[THE PROBLEM]
Leave out the pictures and repeat every record exactly.

»»

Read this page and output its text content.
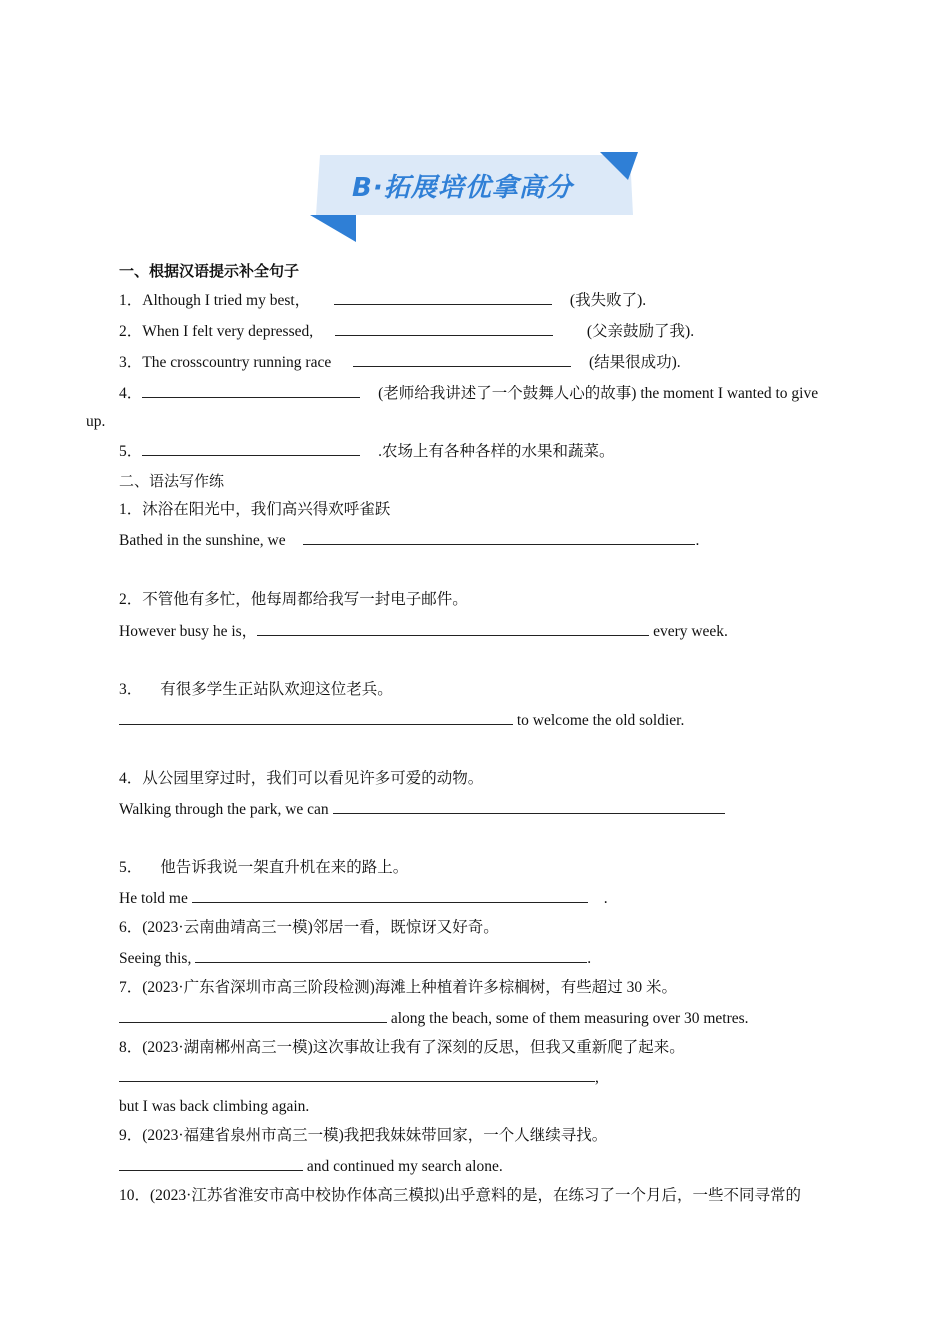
B·拓展培优拿高分
一、根据汉语提示补全句子
1．Although I tried my best，	(我失败了).
2．When I felt very depressed,	(父亲鼓励了我).
3．The crosscountry running race	(结果很成功).
4．	(老师给我讲述了一个鼓舞人心的故事) the moment I wanted to give
up.
5．	.农场上有各种各样的水果和蔬菜。
二、语法写作练
1．沐浴在阳光中，我们高兴得欢呼雀跃
Bathed in the sunshine, we	.
2．不管他有多忙，他每周都给我写一封电子邮件。
However busy he is，	every week.
3． 有很多学生正站队欢迎这位老兵。
to welcome the old soldier.
4．从公园里穿过时，我们可以看见许多可爱的动物。
Walking through the park, we can
5． 他告诉我说一架直升机在来的路上。
He told me	.
6．(2023·云南曲靖高三一模)邻居一看，既惊讶又好奇。
Seeing this,	.
7．(2023·广东省深圳市高三阶段检测)海滩上种植着许多棕榈树，有些超过 30 米。
along the beach, some of them measuring over 30 metres.
8．(2023·湖南郴州高三一模)这次事故让我有了深刻的反思，但我又重新爬了起来。
,
but I was back climbing again.
9．(2023·福建省泉州市高三一模)我把我妹妹带回家，一个人继续寻找。
and continued my search alone.
10．(2023·江苏省淮安市高中校协作体高三模拟)出乎意料的是，在练习了一个月后，一些不同寻常的
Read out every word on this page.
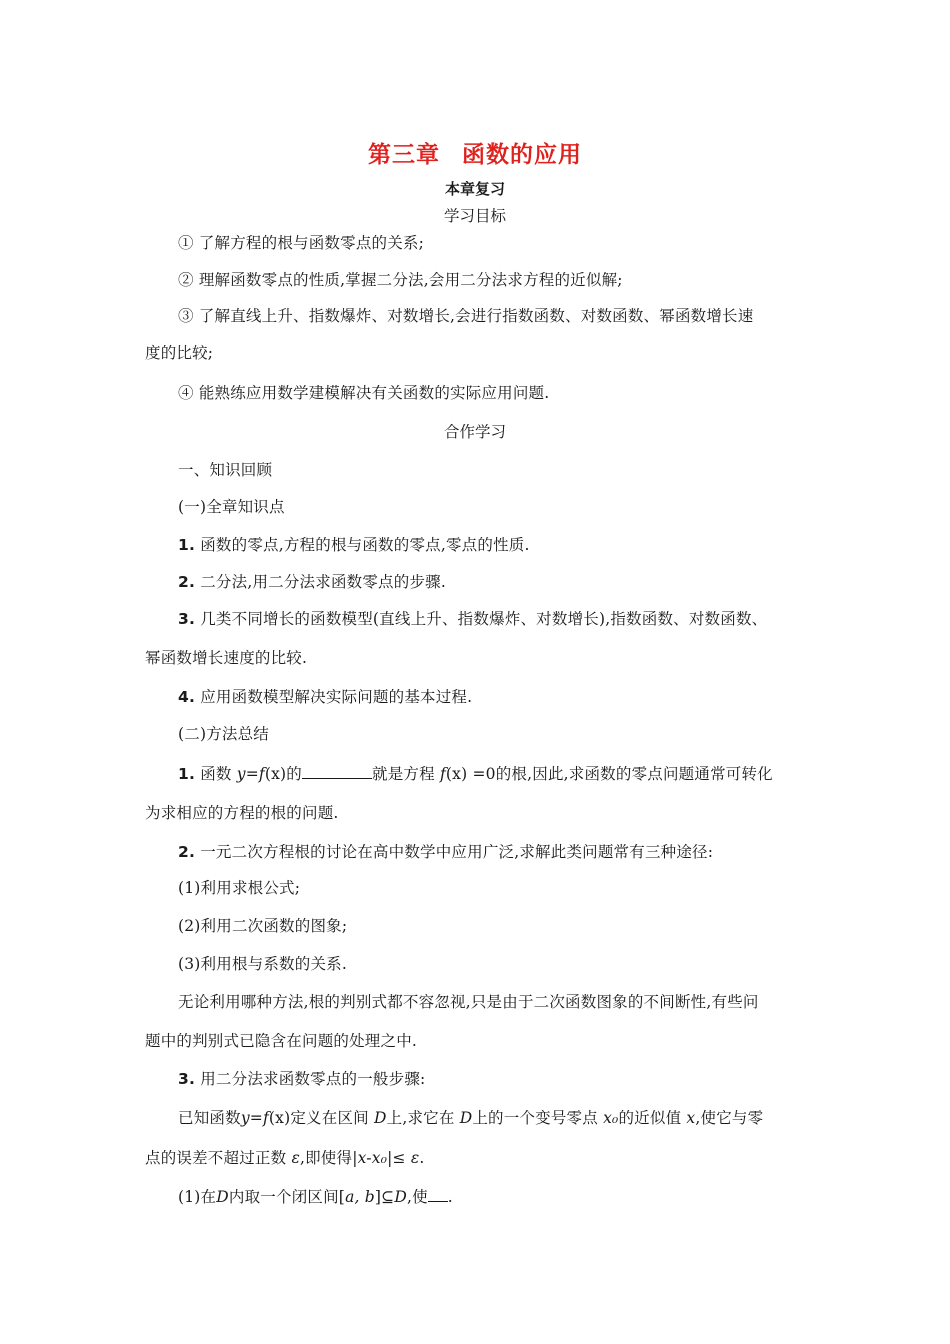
第三章 函数的应用
本章复习
学习目标
① 了解方程的根与函数零点的关系;
② 理解函数零点的性质,掌握二分法,会用二分法求方程的近似解;
③ 了解直线上升、指数爆炸、对数增长,会进行指数函数、对数函数、幂函数增长速
度的比较;
④ 能熟练应用数学建模解决有关函数的实际应用问题.
合作学习
一、知识回顾
(一)全章知识点
1. 函数的零点,方程的根与函数的零点,零点的性质.
2. 二分法,用二分法求函数零点的步骤.
3. 几类不同增长的函数模型(直线上升、指数爆炸、对数增长),指数函数、对数函数、
幂函数增长速度的比较.
4. 应用函数模型解决实际问题的基本过程.
(二)方法总结
1. 函数 y=f(x)的	就是方程 f(x) =0的根,因此,求函数的零点问题通常可转化
为求相应的方程的根的问题.
2. 一元二次方程根的讨论在高中数学中应用广泛,求解此类问题常有三种途径:
(1)利用求根公式;
(2)利用二次函数的图象;
(3)利用根与系数的关系.
无论利用哪种方法,根的判别式都不容忽视,只是由于二次函数图象的不间断性,有些问
题中的判别式已隐含在问题的处理之中.
3. 用二分法求函数零点的一般步骤:
已知函数y=f(x)定义在区间 D上,求它在 D上的一个变号零点 x₀的近似值 x,使它与零
点的误差不超过正数 ε,即使得|x-x₀|≤ ε.
(1)在D内取一个闭区间[a, b]⊆D,使 .
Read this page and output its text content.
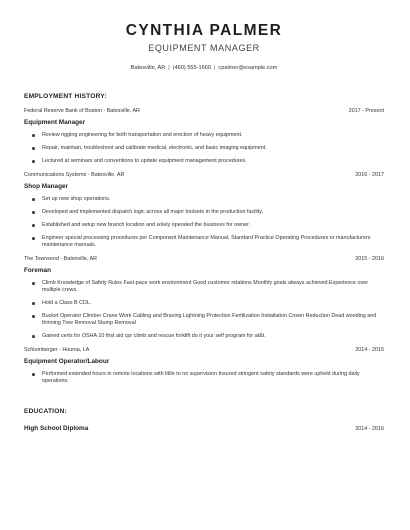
CYNTHIA PALMER
EQUIPMENT MANAGER
Batesville, AR | (460) 555-1660 | cpalmer@example.com
EMPLOYMENT HISTORY:
Federal Reserve Bank of Boston - Batesville, AR	2017 - Present
Equipment Manager
Review rigging engineering for both transportation and erection of heavy equipment.
Repair, maintain, troubleshoot and calibrate medical, electronic, and basic imaging equipment.
Lectured at seminars and conventions to update equipment management procedures.
Communications Systems - Batesville, AR	2016 - 2017
Shop Manager
Set up new shop operations.
Developed and implemented dispatch logic across all major toolsets in the production facility.
Established and setup new branch location and solely operated the business for owner.
Engineer special processing procedures per Component Maintenance Manual, Standard Practice Operating Procedures or manufacturers maintenance manuals.
The Townsend - Batesville, AR	2015 - 2016
Foreman
Climb Knowledge of Safety Rules Fast-pace work environment Good customer relations Monthly goals always achieved.Experience over multiple crews.
Hold a Class B CDL.
Bucket Operator Climber Crane Work Cabling and Bracing Lightning Protection Fertilization Installation Crown Reduction Dead wooding and thinning Tree Removal Stump Removal
Gained certs for OSHA 10 first aid cpr climb and rescue forklift do it your self program for at&t.
Schlumberger - Houma, LA	2014 - 2015
Equipment Operator/Labour
Performed extended hours in remote locations with little to no supervision Insured stringent safety standards were upheld during daily operations.
EDUCATION:
High School Diploma	2014 - 2016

««

[THE RESULT]
Read this page and output its text content.
B·拓展培优拿高分
一、根据汉语提示补全句子
1．Although I tried my best，	(我失败了).
2．When I felt very depressed,	(父亲鼓励了我).
3．The crosscountry running race	(结果很成功).
4．	(老师给我讲述了一个鼓舞人心的故事) the moment I wanted to give
up.
5．	.农场上有各种各样的水果和蔬菜。
二、语法写作练
1．沐浴在阳光中，我们高兴得欢呼雀跃
Bathed in the sunshine, we	.
2．不管他有多忙，他每周都给我写一封电子邮件。
However busy he is，	every week.
3． 有很多学生正站队欢迎这位老兵。
to welcome the old soldier.
4．从公园里穿过时，我们可以看见许多可爱的动物。
Walking through the park, we can
5． 他告诉我说一架直升机在来的路上。
He told me	.
6．(2023·云南曲靖高三一模)邻居一看，既惊讶又好奇。
Seeing this,	.
7．(2023·广东省深圳市高三阶段检测)海滩上种植着许多棕榈树，有些超过 30 米。
along the beach, some of them measuring over 30 metres.
8．(2023·湖南郴州高三一模)这次事故让我有了深刻的反思，但我又重新爬了起来。
,
but I was back climbing again.
9．(2023·福建省泉州市高三一模)我把我妹妹带回家，一个人继续寻找。
and continued my search alone.
10．(2023·江苏省淮安市高中校协作体高三模拟)出乎意料的是，在练习了一个月后，一些不同寻常的
Read out every word on this page.
第三章 函数的应用
本章复习
学习目标
① 了解方程的根与函数零点的关系;
② 理解函数零点的性质,掌握二分法,会用二分法求方程的近似解;
③ 了解直线上升、指数爆炸、对数增长,会进行指数函数、对数函数、幂函数增长速
度的比较;
④ 能熟练应用数学建模解决有关函数的实际应用问题.
合作学习
一、知识回顾
(一)全章知识点
1. 函数的零点,方程的根与函数的零点,零点的性质.
2. 二分法,用二分法求函数零点的步骤.
3. 几类不同增长的函数模型(直线上升、指数爆炸、对数增长),指数函数、对数函数、
幂函数增长速度的比较.
4. 应用函数模型解决实际问题的基本过程.
(二)方法总结
1. 函数 y=f(x)的	就是方程 f(x) =0的根,因此,求函数的零点问题通常可转化
为求相应的方程的根的问题.
2. 一元二次方程根的讨论在高中数学中应用广泛,求解此类问题常有三种途径:
(1)利用求根公式;
(2)利用二次函数的图象;
(3)利用根与系数的关系.
无论利用哪种方法,根的判别式都不容忽视,只是由于二次函数图象的不间断性,有些问
题中的判别式已隐含在问题的处理之中.
3. 用二分法求函数零点的一般步骤:
已知函数y=f(x)定义在区间 D上,求它在 D上的一个变号零点 x₀的近似值 x,使它与零
点的误差不超过正数 ε,即使得|x-x₀|≤ ε.
(1)在D内取一个闭区间[a, b]⊆D,使 .
Read this page and output its text content.
CYNTHIA PALMER
EQUIPMENT MANAGER
Batesville, AR | (460) 555-1660 | cpalmer@example.com
EMPLOYMENT HISTORY:
Federal Reserve Bank of Boston - Batesville, AR	2017 - Present
Equipment Manager
Review rigging engineering for both transportation and erection of heavy equipment.
Repair, maintain, troubleshoot and calibrate medical, electronic, and basic imaging equipment.
Lectured at seminars and conventions to update equipment management procedures.
Communications Systems - Batesville, AR	2016 - 2017
Shop Manager
Set up new shop operations.
Developed and implemented dispatch logic across all major toolsets in the production facility.
Established and setup new branch location and solely operated the business for owner.
Engineer special processing procedures per Component Maintenance Manual, Standard Practice Operating Procedures or manufacturers maintenance manuals.
The Townsend - Batesville, AR	2015 - 2016
Foreman
Climb Knowledge of Safety Rules Fast-pace work environment Good customer relations Monthly goals always achieved.Experience over multiple crews.
Hold a Class B CDL.
Bucket Operator Climber Crane Work Cabling and Bracing Lightning Protection Fertilization Installation Crown Reduction Dead wooding and thinning Tree Removal Stump Removal
Gained certs for OSHA 10 first aid cpr climb and rescue forklift do it your self program for at&t.
Schlumberger - Houma, LA	2014 - 2015
Equipment Operator/Labour
Performed extended hours in remote locations with little to no supervision Insured stringent safety standards were upheld during daily operations.
EDUCATION:
High School Diploma	2014 - 2016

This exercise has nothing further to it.